- STATED EXERCISE
Could you edit the material from its first line through the line containing "refresh-icon[interactable]: ↻ bbox=[631, 22, 647, 33]", changing "bounding boxes" to "bounding rectangles" and leaving everything else untouched, then give back only those lines?

- RAW RECORDS
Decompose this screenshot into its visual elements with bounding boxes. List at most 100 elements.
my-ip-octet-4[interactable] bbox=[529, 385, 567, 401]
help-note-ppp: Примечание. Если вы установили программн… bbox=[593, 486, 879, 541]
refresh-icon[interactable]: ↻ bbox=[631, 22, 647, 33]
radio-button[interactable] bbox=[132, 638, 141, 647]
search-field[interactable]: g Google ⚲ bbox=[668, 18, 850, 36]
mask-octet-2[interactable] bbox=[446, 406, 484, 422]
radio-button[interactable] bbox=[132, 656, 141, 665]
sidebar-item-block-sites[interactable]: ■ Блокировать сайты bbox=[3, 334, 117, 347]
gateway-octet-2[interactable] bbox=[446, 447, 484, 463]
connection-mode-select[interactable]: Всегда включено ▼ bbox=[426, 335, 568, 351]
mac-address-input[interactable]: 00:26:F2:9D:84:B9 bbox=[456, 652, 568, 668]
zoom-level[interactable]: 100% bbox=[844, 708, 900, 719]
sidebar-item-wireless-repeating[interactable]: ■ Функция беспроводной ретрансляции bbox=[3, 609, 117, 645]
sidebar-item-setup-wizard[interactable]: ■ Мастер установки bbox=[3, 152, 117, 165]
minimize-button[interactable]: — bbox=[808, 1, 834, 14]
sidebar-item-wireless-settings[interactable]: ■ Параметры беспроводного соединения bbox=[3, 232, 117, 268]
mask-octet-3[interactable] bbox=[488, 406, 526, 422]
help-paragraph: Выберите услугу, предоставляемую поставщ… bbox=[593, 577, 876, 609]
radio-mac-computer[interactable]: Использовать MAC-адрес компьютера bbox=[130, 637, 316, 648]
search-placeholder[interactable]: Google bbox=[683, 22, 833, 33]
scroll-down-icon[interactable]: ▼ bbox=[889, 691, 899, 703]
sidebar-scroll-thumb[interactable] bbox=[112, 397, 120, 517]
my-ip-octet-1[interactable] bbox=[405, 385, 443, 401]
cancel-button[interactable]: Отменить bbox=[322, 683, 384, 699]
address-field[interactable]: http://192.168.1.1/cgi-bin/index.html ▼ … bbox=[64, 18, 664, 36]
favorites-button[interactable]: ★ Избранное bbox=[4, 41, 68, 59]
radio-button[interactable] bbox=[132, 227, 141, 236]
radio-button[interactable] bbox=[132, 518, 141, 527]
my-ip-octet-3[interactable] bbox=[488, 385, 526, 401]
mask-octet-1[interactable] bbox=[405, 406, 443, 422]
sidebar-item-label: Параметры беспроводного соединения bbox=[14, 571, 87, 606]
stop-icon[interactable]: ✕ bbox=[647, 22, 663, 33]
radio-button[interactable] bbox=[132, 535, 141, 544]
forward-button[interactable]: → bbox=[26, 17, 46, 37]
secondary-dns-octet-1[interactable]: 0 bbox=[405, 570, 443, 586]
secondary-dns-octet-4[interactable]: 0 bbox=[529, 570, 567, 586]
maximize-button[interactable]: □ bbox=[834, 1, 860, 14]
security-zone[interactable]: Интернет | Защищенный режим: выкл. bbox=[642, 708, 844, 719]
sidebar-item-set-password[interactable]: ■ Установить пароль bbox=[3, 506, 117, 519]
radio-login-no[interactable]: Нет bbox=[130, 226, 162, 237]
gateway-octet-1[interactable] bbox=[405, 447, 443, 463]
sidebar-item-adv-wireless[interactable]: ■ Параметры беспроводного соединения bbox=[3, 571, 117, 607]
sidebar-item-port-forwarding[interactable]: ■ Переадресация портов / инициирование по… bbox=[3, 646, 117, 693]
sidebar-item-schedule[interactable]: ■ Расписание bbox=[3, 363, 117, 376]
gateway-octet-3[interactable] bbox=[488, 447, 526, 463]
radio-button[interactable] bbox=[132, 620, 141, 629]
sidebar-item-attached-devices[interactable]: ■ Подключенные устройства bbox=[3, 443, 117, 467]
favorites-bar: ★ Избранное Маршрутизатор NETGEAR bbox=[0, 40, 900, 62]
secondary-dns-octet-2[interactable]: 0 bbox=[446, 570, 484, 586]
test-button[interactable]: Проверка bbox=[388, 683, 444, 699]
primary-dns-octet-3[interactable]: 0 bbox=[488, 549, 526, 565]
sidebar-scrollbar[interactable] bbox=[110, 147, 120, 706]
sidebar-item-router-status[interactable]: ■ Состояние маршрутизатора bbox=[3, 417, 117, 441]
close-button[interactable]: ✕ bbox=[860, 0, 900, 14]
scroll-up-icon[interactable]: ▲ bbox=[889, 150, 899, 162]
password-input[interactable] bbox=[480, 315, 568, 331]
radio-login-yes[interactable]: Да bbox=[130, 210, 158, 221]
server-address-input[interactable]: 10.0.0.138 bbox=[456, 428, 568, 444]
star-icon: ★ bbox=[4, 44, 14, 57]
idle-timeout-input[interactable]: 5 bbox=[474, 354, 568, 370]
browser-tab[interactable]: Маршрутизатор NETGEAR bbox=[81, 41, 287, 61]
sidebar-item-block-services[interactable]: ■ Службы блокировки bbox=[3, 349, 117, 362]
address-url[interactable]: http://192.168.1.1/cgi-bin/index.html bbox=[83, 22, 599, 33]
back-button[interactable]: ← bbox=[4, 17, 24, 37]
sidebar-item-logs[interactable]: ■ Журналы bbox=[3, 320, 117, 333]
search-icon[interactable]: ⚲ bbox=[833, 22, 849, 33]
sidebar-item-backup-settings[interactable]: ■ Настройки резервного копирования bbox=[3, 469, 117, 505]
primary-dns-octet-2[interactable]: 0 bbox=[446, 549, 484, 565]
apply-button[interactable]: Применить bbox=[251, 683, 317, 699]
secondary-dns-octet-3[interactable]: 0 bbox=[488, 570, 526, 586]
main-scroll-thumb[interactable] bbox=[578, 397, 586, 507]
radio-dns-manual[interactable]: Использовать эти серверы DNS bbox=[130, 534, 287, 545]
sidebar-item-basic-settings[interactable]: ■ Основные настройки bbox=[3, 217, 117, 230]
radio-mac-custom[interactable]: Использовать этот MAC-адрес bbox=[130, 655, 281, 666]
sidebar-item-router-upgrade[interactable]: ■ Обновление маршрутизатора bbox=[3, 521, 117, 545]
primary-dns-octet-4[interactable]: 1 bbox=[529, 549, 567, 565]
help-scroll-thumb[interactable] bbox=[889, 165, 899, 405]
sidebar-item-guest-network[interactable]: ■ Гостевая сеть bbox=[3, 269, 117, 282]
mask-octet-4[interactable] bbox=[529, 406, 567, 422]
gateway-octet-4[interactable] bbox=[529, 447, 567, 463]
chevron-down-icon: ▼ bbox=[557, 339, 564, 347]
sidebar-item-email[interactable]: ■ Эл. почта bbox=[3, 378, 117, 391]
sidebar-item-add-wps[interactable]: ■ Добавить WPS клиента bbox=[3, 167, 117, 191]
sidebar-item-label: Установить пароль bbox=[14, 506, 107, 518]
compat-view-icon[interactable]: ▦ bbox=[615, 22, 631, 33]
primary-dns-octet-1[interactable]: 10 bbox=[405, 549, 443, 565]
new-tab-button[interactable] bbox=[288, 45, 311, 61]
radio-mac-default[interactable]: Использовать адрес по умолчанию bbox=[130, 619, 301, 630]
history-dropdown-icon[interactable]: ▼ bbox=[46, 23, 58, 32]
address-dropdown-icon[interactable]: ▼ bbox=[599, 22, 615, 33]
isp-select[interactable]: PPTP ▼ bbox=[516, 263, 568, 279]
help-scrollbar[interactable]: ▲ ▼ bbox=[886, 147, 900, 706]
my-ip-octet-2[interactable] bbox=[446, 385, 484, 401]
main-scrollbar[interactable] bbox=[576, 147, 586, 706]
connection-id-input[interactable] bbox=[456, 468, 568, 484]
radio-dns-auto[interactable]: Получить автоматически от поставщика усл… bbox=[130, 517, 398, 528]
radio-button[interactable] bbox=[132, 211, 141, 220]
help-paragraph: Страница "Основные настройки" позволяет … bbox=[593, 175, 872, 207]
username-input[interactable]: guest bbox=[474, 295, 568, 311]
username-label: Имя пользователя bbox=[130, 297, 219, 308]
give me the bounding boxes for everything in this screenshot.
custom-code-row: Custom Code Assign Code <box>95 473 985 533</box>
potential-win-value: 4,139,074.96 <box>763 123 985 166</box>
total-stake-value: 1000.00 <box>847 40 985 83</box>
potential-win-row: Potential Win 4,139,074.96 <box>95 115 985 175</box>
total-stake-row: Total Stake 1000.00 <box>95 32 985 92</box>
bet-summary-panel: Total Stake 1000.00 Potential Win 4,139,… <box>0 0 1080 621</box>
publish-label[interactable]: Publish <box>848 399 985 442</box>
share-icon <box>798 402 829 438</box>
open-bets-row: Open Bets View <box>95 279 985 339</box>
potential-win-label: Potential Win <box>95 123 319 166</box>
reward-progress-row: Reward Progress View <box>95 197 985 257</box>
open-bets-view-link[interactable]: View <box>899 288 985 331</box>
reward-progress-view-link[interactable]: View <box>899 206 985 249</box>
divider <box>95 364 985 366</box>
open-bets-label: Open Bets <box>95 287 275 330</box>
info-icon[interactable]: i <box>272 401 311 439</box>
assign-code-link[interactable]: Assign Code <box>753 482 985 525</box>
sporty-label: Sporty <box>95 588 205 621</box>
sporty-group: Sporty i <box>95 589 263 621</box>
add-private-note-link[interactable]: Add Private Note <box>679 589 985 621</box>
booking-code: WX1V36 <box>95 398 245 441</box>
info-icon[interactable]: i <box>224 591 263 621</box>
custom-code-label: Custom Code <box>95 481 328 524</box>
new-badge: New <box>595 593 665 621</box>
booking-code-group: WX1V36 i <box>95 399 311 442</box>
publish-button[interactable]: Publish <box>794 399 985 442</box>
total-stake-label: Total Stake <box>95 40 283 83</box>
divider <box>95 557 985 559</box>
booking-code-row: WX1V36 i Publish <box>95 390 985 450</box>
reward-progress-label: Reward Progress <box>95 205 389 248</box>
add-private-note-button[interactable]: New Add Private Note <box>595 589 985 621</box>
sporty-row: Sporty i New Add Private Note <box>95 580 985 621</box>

- REPLY TO THE TASK
Decompose this screenshot into its visual elements with bounding rectangles. List at most 100 elements.
my-ip-octet-4[interactable] bbox=[529, 385, 567, 401]
help-note-ppp: Примечание. Если вы установили программн… bbox=[593, 486, 879, 541]
refresh-icon[interactable]: ↻ bbox=[631, 22, 647, 33]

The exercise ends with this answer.